Information shown:
....

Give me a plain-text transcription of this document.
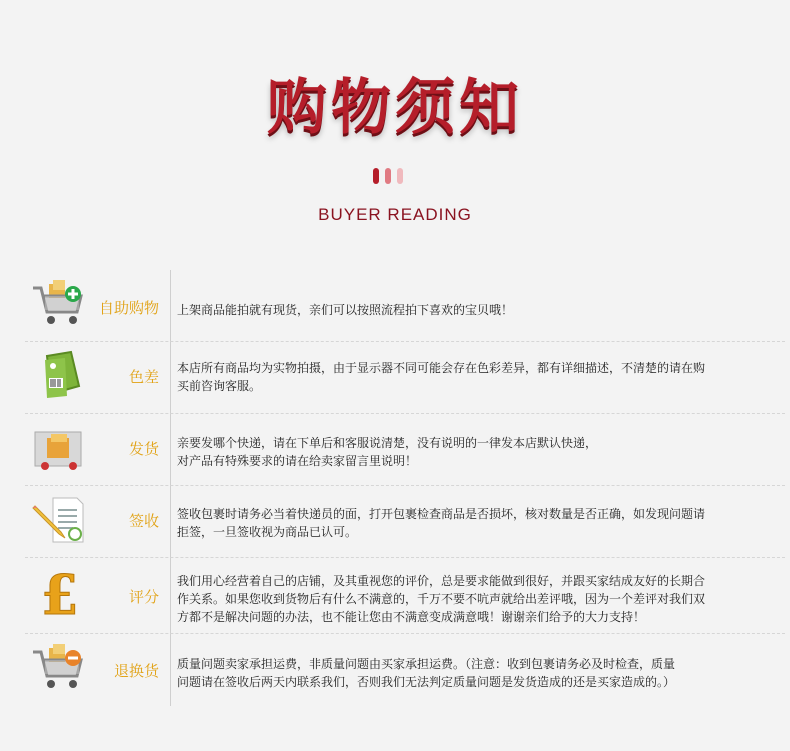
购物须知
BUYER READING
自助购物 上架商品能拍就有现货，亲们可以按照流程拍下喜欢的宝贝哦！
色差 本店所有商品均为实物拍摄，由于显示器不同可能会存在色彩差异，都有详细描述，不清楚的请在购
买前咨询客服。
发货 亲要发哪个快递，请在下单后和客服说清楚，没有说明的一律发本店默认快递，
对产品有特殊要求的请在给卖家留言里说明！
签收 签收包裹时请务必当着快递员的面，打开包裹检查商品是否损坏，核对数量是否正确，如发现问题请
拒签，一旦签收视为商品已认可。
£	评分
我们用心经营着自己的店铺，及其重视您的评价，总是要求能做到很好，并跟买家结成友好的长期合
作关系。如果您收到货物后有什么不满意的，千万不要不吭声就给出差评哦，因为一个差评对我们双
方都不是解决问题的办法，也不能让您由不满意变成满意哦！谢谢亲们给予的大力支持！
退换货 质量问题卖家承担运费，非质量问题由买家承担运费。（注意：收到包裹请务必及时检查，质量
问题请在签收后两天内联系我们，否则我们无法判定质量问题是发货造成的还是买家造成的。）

....

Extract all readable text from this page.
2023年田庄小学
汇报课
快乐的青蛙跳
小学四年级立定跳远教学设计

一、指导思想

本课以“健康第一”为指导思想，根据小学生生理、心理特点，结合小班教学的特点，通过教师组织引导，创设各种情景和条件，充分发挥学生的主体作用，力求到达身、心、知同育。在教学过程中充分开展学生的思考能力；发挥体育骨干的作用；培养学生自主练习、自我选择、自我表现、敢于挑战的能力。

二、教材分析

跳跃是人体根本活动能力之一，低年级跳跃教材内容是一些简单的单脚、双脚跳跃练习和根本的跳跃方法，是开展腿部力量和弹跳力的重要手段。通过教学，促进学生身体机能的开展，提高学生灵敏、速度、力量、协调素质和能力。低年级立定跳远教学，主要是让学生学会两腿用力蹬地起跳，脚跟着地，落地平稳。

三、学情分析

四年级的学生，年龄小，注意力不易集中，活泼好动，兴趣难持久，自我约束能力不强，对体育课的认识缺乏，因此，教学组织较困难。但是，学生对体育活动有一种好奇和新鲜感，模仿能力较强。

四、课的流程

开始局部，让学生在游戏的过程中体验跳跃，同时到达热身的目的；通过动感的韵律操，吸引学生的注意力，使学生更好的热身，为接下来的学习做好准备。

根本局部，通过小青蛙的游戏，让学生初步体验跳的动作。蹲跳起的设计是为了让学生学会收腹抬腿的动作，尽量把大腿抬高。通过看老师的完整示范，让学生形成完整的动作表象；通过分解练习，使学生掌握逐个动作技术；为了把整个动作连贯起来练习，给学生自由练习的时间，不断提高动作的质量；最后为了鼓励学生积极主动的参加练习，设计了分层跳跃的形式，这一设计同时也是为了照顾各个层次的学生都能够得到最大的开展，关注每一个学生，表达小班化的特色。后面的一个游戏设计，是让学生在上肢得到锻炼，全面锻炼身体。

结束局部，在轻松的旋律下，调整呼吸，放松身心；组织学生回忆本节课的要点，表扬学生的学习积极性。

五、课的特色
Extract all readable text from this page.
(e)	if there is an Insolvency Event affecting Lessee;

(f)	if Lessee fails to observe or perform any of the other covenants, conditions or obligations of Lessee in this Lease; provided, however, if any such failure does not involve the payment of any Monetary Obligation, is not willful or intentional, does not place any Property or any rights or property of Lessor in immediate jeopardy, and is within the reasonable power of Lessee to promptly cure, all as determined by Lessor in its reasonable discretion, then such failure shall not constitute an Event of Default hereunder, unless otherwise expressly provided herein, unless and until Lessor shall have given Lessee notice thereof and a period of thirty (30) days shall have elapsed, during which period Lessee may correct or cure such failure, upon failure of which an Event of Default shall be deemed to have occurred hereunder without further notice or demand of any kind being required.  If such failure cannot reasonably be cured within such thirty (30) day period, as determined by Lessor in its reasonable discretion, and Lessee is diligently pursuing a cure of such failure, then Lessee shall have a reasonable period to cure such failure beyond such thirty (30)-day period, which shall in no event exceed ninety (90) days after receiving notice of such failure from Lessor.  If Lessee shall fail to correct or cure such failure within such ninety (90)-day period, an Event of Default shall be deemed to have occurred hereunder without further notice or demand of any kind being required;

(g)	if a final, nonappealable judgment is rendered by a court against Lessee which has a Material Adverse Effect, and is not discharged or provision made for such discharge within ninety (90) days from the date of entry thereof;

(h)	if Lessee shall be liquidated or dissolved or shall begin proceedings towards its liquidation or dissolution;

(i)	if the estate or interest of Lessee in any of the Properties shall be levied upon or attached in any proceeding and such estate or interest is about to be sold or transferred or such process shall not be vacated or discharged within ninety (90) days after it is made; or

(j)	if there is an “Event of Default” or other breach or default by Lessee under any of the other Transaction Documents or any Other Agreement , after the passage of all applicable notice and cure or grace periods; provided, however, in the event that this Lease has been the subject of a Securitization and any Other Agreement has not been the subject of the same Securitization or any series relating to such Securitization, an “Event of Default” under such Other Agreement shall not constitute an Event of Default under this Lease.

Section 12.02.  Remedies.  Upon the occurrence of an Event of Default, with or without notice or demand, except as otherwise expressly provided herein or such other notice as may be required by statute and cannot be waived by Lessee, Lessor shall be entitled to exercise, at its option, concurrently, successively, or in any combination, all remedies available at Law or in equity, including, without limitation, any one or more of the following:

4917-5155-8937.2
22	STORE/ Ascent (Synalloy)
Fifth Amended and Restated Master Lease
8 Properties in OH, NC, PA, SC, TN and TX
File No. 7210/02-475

....

What the task asks:
Read through the data and copy every line where "herein" shows up.

Correct result:
(f)	if Lessee fails to observe or perform any of the other covenants, conditions or obligations of Lessee in this Lease; provided, however, if any such failure does not involve the payment of any Monetary Obligation, is not willful or intentional, does not place any Property or any rights or property of Lessor in immediate jeopardy, and is within the reasonable power of Lessee to promptly cure, all as determined by Lessor in its reasonable discretion, then such failure shall not constitute an Event of Default hereunder, unless otherwise expressly provided herein, unless and until Lessor shall have given Lessee notice thereof and a period of thirty (30) days shall have elapsed, during which period Lessee may correct or cure such failure, upon failure of which an Event of Default shall be deemed to have occurred hereunder without further notice or demand of any kind being required.  If such failure cannot reasonably be cured within such thirty (30) day period, as determined by Lessor in its reasonable discretion, and Lessee is diligently pursuing a cure of such failure, then Lessee shall have a reasonable period to cure such failure beyond such thirty (30)-day period, which shall in no event exceed ninety (90) days after receiving notice of such failure from Lessor.  If Lessee shall fail to correct or cure such failure within such ninety (90)-day period, an Event of Default shall be deemed to have occurred hereunder without further notice or demand of any kind being required;
Section 12.02.  Remedies.  Upon the occurrence of an Event of Default, with or without notice or demand, except as otherwise expressly provided herein or such other notice as may be required by statute and cannot be waived by Lessee, Lessor shall be entitled to exercise, at its option, concurrently, successively, or in any combination, all remedies available at Law or in equity, including, without limitation, any one or more of the following:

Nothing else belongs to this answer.